What is asked
Filter the records for lines holding the string "from".

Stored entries
++++++++

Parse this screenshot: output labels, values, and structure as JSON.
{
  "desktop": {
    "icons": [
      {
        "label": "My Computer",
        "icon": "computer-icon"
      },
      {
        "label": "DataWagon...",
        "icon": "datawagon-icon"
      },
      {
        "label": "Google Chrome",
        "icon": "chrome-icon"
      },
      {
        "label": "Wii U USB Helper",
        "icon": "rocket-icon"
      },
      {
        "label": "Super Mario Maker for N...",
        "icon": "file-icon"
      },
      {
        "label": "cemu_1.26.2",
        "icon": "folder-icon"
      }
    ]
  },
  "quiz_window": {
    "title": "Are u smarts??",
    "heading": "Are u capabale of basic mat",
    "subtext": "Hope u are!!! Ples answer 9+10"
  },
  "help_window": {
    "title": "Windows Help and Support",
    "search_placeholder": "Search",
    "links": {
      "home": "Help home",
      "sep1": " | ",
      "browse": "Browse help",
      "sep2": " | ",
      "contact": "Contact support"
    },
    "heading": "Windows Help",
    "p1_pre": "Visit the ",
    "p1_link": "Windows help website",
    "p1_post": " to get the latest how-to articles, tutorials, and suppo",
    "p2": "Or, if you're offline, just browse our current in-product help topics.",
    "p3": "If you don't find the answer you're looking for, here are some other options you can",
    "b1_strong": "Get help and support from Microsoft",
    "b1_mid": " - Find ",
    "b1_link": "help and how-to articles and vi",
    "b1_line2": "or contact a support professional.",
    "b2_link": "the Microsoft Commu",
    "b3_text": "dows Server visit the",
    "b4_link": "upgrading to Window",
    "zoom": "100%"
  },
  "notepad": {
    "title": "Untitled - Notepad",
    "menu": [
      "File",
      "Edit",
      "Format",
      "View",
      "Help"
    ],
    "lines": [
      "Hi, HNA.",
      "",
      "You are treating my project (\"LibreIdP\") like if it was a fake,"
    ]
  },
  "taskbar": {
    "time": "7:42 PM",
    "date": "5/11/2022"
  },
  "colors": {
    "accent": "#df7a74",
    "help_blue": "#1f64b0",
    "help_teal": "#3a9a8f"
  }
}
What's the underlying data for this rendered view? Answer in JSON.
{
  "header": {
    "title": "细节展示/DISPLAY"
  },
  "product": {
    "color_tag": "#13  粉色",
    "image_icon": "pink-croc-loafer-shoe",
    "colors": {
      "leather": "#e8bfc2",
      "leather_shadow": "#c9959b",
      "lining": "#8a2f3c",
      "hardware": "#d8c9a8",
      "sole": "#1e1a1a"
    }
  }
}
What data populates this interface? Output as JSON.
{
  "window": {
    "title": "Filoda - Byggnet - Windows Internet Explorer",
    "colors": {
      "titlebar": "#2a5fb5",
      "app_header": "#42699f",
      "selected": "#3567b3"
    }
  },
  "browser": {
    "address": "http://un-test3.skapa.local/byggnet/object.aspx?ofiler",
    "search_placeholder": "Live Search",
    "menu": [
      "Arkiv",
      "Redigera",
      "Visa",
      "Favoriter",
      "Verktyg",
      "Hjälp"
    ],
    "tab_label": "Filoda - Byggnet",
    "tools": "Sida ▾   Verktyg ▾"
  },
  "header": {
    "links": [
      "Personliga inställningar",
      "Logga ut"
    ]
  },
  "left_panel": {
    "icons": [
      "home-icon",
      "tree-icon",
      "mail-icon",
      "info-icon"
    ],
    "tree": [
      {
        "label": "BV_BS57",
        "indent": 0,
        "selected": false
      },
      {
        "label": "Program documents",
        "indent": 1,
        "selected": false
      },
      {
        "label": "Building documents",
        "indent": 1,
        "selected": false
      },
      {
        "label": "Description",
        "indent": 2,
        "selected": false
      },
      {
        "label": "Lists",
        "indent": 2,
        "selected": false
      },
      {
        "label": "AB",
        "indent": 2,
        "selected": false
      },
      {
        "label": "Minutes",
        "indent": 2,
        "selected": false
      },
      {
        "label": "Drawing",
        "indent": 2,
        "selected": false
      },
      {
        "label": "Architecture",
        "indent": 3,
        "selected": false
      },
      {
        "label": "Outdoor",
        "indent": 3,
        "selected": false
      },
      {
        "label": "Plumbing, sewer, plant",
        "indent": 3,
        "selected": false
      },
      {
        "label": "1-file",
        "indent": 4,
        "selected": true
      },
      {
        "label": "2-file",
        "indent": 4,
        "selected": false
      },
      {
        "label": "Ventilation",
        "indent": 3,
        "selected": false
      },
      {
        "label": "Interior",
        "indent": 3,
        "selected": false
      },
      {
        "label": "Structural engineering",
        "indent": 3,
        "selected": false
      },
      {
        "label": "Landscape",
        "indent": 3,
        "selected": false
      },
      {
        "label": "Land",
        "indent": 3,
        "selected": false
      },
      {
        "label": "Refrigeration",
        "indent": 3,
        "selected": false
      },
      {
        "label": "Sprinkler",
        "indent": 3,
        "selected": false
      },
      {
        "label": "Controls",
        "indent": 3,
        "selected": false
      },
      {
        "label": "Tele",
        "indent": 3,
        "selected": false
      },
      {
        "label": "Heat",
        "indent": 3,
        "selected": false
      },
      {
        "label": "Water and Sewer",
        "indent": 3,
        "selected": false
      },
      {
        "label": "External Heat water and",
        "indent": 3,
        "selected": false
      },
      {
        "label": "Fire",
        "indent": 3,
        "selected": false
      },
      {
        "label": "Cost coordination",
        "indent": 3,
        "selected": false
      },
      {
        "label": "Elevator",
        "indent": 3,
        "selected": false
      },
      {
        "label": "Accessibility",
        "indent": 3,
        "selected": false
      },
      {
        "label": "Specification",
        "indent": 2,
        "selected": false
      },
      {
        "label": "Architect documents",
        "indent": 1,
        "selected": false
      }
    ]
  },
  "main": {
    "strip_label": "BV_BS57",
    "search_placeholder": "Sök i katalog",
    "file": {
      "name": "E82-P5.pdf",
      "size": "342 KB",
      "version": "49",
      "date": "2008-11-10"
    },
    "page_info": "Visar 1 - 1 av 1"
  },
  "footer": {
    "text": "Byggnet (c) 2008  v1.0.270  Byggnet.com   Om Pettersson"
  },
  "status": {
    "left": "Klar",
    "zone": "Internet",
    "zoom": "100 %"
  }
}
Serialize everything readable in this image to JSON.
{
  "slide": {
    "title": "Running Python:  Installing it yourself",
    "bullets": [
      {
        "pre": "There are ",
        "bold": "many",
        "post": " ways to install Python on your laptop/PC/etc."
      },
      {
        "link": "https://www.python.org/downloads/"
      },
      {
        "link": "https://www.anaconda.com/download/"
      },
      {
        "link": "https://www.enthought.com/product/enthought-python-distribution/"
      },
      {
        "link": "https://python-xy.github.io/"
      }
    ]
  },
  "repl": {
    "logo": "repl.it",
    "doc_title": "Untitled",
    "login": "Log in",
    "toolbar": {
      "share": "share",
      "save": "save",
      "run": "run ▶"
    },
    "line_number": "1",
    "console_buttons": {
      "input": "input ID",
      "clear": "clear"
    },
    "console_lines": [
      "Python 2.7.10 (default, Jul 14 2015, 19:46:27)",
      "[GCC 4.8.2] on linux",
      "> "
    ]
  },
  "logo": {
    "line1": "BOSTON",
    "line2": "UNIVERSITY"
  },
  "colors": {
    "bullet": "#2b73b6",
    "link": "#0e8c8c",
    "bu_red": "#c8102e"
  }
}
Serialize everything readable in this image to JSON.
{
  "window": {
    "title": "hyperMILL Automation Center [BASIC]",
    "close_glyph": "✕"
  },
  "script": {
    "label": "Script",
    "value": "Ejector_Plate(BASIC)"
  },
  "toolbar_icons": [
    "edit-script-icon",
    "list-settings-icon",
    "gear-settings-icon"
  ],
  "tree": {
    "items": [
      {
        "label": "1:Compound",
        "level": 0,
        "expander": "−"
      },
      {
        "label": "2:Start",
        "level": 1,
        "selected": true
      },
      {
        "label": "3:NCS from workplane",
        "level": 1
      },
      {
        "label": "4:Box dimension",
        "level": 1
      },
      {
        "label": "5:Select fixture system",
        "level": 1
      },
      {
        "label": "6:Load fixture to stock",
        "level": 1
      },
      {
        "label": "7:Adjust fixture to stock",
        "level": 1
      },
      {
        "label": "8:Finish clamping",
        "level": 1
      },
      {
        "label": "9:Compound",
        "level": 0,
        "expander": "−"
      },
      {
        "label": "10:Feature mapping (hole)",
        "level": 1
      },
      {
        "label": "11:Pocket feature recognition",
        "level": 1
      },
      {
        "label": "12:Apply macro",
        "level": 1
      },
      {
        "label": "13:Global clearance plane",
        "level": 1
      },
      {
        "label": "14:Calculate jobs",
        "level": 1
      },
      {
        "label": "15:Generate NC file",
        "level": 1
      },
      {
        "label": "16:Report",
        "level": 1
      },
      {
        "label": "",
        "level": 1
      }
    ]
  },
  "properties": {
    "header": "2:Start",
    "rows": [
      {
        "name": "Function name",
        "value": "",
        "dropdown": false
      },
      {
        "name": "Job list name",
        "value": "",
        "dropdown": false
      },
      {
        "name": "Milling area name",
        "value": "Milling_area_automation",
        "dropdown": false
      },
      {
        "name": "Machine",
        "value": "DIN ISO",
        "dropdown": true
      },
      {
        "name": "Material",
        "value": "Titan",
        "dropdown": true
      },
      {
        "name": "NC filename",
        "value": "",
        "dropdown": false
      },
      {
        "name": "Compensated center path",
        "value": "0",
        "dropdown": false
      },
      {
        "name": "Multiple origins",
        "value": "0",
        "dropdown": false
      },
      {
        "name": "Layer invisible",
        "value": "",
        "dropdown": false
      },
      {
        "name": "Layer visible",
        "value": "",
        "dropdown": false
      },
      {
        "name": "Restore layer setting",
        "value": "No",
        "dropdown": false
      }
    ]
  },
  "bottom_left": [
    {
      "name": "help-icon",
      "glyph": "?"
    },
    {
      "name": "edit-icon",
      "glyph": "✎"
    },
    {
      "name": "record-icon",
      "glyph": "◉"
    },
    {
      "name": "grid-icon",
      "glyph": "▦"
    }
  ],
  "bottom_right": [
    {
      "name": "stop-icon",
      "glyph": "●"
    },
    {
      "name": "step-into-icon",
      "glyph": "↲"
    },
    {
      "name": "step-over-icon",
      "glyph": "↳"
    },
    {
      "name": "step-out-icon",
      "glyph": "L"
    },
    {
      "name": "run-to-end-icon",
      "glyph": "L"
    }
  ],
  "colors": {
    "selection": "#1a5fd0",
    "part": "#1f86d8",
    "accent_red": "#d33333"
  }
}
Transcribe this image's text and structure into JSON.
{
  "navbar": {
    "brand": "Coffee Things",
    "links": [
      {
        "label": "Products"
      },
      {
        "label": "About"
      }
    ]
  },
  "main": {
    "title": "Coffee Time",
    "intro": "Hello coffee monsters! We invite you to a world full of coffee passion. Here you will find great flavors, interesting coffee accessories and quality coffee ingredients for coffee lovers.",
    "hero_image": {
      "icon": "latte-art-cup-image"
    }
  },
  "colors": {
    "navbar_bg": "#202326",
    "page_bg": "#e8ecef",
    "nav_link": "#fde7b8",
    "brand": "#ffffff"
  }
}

++++++++

Exercise result
    "b1_strong": "Get help and support from Microsoft",
        "label": "3:NCS from workplane",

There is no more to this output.